**Written request:**
Count up the lines in the following listing that hold the word "orientation", then give only that count.

**Data listing:**

────────────────

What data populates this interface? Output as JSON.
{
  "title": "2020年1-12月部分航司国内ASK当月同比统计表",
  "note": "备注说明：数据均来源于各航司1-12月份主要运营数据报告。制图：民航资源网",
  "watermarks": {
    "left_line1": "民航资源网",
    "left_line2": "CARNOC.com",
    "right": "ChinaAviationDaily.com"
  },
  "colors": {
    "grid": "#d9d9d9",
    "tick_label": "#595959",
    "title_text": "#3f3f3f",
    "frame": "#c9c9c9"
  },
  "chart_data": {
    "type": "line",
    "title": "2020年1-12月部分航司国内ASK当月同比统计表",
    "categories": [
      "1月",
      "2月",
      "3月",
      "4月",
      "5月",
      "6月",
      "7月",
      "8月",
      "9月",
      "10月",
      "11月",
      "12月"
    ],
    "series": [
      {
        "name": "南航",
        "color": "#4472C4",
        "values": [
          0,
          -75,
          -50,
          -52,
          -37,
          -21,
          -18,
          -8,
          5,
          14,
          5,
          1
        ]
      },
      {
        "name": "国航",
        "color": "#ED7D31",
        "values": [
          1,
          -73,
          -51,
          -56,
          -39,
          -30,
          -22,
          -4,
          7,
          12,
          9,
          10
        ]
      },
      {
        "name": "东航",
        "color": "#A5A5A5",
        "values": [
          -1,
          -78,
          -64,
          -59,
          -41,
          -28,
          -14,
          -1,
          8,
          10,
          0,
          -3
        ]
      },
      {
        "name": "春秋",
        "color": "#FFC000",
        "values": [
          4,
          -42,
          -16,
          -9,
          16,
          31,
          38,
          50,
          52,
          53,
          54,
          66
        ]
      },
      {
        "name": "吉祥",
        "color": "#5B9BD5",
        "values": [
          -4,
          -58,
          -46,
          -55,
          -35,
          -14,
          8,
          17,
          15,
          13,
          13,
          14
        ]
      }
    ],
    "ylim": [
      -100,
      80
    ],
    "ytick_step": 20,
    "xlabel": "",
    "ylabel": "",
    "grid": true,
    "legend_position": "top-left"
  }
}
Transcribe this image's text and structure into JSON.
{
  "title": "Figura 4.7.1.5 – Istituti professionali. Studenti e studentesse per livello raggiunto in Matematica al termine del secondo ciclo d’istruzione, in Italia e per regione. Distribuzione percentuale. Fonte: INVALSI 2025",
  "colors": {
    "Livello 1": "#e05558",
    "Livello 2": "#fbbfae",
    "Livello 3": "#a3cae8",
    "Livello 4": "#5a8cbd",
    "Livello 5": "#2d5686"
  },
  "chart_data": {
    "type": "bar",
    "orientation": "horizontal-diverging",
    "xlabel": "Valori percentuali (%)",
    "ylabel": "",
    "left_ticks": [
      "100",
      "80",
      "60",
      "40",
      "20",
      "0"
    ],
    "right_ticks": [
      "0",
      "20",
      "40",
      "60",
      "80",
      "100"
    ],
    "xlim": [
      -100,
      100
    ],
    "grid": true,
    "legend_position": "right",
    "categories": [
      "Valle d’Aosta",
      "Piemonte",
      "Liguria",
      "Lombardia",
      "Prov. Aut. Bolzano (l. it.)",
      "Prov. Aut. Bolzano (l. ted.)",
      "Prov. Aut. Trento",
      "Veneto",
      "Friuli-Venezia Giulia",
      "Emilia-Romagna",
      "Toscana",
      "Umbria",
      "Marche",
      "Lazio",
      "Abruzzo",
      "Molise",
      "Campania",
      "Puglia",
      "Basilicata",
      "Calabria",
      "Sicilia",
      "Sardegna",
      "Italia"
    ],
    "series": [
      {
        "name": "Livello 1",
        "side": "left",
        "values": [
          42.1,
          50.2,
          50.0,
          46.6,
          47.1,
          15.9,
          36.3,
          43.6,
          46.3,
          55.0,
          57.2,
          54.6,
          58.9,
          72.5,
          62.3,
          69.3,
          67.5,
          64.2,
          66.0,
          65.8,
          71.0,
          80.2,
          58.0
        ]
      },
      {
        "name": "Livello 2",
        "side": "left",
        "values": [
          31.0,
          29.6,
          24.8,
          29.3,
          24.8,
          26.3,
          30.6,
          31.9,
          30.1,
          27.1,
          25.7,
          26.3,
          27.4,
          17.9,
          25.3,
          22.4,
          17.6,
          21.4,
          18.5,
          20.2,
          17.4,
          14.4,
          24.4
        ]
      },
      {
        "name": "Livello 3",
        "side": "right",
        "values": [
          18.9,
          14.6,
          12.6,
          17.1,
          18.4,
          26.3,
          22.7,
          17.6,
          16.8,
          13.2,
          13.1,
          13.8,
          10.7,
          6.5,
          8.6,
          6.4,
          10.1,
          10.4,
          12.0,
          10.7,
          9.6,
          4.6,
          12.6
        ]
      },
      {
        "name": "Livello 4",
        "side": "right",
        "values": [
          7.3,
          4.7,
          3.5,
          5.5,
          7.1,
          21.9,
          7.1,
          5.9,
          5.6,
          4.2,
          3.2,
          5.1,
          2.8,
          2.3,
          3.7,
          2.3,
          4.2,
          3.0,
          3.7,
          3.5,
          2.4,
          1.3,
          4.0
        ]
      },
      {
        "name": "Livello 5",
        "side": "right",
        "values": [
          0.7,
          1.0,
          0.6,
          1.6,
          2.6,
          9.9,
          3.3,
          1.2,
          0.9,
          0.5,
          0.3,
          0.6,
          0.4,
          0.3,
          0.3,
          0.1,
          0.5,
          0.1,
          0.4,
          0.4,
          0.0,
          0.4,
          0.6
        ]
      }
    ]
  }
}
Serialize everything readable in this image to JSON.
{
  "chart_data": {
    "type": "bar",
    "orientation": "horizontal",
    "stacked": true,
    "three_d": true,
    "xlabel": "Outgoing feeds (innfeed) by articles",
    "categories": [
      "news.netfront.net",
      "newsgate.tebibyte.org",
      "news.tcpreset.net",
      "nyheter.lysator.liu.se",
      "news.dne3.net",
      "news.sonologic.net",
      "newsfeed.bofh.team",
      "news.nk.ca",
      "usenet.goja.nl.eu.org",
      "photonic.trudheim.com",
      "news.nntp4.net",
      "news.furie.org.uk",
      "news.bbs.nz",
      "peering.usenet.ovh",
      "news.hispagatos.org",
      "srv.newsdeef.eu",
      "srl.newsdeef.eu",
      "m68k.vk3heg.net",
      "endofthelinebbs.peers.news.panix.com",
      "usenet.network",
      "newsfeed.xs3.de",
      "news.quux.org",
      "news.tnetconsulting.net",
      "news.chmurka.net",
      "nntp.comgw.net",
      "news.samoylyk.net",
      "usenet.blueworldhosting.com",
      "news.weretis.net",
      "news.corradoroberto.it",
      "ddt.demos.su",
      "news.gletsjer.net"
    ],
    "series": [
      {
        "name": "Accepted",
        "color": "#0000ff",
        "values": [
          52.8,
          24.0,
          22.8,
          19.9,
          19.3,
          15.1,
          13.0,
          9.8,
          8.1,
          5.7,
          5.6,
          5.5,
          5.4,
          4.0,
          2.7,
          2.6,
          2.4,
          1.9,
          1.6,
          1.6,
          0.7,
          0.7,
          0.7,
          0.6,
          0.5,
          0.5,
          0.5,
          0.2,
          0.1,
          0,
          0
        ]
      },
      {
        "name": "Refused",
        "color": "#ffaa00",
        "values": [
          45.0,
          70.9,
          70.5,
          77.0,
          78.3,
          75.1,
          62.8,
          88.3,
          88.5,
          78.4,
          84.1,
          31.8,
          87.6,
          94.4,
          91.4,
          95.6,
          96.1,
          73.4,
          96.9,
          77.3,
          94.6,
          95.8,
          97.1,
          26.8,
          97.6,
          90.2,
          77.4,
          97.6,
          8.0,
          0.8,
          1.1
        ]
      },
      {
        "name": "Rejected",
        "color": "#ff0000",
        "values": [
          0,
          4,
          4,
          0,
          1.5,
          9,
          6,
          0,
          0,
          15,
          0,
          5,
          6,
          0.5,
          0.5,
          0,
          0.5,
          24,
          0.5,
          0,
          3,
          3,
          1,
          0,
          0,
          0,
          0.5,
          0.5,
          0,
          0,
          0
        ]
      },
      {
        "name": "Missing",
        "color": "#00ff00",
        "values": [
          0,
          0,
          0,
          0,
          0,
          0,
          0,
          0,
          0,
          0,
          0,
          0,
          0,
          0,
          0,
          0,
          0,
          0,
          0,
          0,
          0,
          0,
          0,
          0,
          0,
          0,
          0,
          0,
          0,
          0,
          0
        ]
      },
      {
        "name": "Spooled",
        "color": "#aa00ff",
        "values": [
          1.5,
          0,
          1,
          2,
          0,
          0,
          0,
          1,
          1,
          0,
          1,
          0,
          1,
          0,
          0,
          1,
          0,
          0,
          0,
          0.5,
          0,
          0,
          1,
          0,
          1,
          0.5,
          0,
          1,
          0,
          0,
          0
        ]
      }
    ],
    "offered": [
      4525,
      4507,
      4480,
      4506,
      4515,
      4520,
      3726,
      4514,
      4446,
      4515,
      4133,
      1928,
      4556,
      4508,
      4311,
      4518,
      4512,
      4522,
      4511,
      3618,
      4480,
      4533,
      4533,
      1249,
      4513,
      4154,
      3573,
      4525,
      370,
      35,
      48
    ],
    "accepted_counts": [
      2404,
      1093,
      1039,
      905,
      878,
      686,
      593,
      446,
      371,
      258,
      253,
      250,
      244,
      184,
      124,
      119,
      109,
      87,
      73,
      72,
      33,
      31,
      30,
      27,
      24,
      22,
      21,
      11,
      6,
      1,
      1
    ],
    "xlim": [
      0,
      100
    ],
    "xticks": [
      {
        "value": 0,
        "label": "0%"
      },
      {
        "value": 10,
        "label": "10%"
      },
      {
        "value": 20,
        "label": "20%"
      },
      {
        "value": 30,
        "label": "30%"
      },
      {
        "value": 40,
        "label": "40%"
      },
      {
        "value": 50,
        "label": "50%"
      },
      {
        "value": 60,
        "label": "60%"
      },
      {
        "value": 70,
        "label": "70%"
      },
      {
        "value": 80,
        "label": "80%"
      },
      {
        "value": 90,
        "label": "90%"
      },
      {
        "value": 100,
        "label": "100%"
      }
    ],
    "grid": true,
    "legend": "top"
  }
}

────────────────

**Reply to the exercise:**
2